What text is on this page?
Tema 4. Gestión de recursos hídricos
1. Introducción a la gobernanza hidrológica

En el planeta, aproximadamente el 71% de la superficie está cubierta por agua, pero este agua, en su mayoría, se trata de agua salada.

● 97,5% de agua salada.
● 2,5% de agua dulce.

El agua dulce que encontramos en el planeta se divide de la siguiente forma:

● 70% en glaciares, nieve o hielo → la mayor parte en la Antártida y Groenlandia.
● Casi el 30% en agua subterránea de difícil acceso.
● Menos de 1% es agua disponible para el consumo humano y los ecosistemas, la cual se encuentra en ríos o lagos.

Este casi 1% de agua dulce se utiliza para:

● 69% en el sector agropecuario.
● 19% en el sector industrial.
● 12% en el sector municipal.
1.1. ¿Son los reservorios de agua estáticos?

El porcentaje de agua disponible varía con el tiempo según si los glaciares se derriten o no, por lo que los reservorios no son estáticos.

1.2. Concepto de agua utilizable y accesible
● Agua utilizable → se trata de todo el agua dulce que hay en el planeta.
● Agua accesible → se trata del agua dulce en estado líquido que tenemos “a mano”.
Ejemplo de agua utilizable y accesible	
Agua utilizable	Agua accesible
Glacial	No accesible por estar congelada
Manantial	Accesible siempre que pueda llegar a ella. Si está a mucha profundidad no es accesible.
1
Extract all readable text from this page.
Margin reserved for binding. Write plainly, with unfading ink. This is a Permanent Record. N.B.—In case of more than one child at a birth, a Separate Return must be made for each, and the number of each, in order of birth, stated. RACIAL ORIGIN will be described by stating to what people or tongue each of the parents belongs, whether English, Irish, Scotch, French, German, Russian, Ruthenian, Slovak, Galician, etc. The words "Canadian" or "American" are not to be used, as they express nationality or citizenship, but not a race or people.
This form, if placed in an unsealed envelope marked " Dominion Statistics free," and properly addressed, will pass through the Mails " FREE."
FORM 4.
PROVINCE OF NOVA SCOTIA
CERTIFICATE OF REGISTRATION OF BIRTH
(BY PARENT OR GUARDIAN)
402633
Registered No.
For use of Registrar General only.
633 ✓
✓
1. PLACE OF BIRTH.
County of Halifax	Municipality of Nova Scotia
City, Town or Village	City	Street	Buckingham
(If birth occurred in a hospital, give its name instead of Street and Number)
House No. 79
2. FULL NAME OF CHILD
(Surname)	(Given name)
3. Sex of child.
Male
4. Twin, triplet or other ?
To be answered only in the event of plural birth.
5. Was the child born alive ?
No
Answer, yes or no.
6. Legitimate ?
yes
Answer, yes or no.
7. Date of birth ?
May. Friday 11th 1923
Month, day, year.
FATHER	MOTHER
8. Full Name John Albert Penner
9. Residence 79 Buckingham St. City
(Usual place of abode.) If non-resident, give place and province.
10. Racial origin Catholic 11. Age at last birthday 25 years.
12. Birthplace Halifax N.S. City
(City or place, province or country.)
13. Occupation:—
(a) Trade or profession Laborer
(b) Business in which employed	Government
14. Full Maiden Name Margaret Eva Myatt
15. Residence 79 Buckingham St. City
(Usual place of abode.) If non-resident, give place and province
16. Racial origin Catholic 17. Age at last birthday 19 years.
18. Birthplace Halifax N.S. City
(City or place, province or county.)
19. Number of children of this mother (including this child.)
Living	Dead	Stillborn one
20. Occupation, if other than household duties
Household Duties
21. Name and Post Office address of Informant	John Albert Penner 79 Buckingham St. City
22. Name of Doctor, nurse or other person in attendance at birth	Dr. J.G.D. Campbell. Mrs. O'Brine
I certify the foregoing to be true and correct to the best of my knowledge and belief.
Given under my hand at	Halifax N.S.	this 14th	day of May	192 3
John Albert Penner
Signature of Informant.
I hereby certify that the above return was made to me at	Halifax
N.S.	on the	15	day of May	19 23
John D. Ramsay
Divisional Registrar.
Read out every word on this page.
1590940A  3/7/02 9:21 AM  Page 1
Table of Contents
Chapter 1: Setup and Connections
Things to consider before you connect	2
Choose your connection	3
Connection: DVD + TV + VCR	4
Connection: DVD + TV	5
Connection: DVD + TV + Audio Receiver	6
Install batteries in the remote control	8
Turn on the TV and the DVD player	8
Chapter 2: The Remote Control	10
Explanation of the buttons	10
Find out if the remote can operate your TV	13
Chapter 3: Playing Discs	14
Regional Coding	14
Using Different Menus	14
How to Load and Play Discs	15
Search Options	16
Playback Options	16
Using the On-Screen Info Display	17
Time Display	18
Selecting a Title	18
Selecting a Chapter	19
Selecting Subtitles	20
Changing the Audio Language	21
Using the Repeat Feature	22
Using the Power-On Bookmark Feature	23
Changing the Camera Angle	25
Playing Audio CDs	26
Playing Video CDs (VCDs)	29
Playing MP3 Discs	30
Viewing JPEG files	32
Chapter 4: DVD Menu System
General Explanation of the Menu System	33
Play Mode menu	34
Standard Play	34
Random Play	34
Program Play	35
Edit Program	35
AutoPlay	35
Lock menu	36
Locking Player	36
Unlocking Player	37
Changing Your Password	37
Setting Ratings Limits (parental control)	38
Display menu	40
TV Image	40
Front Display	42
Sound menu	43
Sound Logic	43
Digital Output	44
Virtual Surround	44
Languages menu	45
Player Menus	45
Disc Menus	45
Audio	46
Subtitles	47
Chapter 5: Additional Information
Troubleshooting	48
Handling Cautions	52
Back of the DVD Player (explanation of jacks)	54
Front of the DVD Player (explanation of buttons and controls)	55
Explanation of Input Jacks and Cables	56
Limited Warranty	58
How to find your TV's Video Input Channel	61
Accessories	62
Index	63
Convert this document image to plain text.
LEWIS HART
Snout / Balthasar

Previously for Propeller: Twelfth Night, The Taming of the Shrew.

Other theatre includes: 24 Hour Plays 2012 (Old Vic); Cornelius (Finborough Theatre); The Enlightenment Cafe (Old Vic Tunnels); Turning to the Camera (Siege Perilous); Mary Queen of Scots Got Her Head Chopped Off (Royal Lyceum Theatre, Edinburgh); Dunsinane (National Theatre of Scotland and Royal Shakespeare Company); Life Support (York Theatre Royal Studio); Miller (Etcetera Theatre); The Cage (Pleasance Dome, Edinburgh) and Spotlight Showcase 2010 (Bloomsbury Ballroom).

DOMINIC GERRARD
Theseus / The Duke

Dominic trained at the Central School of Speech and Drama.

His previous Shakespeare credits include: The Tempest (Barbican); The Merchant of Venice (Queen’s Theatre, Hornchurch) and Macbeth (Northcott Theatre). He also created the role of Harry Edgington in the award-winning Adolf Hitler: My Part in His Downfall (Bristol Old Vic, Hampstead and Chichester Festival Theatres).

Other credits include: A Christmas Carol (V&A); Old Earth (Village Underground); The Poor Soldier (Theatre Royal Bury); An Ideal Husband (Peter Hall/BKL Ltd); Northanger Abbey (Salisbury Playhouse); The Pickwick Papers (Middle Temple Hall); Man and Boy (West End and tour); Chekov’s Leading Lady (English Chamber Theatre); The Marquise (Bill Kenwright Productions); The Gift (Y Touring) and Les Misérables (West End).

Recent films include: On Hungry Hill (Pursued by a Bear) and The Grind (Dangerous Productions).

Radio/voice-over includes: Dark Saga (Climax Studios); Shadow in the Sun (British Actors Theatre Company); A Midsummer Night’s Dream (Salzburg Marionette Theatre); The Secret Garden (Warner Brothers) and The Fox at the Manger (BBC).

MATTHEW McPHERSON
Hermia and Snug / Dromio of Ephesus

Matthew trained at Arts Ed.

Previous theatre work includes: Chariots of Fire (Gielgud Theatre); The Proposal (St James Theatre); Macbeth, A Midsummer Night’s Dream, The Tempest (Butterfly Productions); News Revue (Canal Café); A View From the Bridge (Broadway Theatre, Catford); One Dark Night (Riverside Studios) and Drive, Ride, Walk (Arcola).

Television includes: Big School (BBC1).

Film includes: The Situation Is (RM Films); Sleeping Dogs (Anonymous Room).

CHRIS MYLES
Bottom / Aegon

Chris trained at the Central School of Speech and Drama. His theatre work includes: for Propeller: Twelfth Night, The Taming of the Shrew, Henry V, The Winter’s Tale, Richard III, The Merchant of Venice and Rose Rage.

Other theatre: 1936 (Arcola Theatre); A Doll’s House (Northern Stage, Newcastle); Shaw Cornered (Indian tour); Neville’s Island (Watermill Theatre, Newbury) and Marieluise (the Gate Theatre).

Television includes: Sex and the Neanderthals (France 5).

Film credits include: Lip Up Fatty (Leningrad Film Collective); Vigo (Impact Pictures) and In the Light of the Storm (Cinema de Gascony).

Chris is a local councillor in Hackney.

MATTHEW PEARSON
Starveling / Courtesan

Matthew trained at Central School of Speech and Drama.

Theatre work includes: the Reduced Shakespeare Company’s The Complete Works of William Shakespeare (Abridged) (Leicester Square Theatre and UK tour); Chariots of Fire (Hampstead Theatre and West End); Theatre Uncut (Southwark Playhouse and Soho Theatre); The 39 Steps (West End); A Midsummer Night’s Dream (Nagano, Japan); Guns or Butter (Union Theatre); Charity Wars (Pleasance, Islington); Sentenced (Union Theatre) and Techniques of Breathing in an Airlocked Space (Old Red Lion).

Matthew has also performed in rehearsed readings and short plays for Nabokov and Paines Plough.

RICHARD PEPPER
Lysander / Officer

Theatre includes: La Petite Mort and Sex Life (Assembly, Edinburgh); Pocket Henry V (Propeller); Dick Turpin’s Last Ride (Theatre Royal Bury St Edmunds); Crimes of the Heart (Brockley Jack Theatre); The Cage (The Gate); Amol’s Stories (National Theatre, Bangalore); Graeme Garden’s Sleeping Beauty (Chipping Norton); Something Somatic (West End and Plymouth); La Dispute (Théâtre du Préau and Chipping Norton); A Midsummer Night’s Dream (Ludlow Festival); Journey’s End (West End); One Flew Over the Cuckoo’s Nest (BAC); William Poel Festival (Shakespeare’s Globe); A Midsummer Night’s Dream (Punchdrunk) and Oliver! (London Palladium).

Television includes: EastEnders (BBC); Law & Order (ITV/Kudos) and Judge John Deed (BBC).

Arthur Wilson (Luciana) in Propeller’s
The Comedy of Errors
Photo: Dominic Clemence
----
Work to complete → Copy out each line of the data containing the string "Twelfth".

Task result →
Previously for Propeller: Twelfth Night, The Taming of the Shrew.
Chris trained at the Central School of Speech and Drama. His theatre work includes: for Propeller: Twelfth Night, The Taming of the Shrew, Henry V, The Winter’s Tale, Richard III, The Merchant of Venice and Rose Rage.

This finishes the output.